TASK TO COMPLETE: Which lines hold the word "title"? Copy each of them.

===

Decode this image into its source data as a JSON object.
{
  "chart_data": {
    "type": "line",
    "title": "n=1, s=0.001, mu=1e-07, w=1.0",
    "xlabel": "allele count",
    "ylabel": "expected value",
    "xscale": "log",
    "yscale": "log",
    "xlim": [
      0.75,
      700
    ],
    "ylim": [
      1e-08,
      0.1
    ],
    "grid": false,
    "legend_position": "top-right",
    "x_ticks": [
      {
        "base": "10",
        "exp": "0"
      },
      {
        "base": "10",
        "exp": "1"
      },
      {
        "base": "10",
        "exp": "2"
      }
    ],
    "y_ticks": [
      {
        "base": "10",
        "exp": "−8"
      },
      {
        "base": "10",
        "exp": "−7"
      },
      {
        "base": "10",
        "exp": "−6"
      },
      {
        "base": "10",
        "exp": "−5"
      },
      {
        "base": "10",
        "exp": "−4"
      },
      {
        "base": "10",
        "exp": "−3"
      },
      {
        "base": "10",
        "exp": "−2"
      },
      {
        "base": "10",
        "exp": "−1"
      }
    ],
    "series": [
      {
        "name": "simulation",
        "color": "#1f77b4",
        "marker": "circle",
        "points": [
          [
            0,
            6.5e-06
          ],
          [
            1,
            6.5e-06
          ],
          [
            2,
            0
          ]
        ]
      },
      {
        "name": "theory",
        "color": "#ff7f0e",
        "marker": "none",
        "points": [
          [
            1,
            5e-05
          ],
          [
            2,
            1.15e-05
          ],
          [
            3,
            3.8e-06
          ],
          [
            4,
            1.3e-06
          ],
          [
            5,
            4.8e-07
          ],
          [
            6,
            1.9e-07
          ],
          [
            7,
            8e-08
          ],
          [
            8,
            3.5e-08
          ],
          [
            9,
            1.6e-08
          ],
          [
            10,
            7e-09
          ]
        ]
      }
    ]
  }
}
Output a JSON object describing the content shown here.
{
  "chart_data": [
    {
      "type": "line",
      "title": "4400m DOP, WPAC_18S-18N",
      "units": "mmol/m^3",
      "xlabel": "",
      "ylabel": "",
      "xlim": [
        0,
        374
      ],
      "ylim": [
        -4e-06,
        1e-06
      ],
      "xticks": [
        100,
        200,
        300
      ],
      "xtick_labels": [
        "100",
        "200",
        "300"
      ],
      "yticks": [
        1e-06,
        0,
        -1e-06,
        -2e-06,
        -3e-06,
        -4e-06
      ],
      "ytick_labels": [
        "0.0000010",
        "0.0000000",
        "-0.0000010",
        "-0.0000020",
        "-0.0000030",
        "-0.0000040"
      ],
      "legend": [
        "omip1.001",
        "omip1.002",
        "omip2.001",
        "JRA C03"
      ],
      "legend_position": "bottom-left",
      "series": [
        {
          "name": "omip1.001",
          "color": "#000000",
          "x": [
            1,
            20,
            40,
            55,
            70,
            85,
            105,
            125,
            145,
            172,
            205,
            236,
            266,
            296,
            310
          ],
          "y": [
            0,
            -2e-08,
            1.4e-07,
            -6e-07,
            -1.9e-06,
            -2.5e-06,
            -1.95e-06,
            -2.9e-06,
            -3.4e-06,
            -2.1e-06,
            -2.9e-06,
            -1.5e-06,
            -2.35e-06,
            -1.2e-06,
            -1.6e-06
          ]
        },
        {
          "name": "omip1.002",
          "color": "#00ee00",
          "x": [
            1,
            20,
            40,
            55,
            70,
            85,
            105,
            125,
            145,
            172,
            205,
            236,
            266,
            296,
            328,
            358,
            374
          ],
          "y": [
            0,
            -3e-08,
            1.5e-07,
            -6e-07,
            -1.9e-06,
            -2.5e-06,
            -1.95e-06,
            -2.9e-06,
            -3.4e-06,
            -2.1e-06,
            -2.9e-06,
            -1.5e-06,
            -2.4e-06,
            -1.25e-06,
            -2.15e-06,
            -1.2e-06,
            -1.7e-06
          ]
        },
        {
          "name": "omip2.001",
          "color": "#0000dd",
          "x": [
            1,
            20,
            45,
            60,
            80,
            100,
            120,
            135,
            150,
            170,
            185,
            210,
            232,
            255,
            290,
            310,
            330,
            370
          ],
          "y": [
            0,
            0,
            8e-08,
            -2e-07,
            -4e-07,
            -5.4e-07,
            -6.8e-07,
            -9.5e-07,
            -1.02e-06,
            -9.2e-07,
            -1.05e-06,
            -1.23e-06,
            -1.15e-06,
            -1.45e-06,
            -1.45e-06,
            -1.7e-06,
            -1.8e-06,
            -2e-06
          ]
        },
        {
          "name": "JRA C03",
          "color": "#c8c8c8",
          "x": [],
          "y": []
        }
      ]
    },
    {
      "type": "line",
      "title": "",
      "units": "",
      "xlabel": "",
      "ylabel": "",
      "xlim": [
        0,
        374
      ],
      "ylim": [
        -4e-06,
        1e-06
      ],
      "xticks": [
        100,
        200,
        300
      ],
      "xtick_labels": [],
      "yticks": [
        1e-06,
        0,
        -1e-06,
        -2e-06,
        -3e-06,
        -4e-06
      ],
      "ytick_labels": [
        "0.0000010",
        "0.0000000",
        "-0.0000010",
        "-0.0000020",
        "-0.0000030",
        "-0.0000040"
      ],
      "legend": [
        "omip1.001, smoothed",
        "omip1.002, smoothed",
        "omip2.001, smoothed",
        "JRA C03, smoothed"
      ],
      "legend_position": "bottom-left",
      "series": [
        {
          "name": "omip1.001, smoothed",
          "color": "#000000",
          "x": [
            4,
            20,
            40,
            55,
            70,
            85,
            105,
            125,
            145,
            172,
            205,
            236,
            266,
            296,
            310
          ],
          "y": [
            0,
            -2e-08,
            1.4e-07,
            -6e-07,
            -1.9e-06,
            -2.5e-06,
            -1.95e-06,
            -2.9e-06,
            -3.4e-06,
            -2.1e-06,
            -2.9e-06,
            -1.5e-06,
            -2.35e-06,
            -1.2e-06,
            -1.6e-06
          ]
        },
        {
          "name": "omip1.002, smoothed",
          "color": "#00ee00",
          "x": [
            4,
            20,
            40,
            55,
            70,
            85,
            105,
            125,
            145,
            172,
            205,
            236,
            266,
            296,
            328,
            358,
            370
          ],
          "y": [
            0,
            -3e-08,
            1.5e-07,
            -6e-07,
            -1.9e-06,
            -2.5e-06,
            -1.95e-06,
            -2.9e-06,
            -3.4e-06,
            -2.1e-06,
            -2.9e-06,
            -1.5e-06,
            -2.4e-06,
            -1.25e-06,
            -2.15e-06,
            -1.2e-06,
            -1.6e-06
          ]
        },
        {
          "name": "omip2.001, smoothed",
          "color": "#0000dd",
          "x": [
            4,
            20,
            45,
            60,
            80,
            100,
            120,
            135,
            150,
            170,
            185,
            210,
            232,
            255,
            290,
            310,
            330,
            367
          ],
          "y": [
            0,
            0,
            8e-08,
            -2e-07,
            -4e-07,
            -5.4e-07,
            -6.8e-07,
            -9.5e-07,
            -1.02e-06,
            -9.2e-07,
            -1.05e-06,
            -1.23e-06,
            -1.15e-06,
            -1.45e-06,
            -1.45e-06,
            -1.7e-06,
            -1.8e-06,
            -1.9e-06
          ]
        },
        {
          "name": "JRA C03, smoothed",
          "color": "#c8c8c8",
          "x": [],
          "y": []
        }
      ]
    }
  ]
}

===

RESPONSE:
    "title": "n=1, s=0.001, mu=1e-07, w=1.0",
      "title": "4400m DOP, WPAC_18S-18N",
      "title": "",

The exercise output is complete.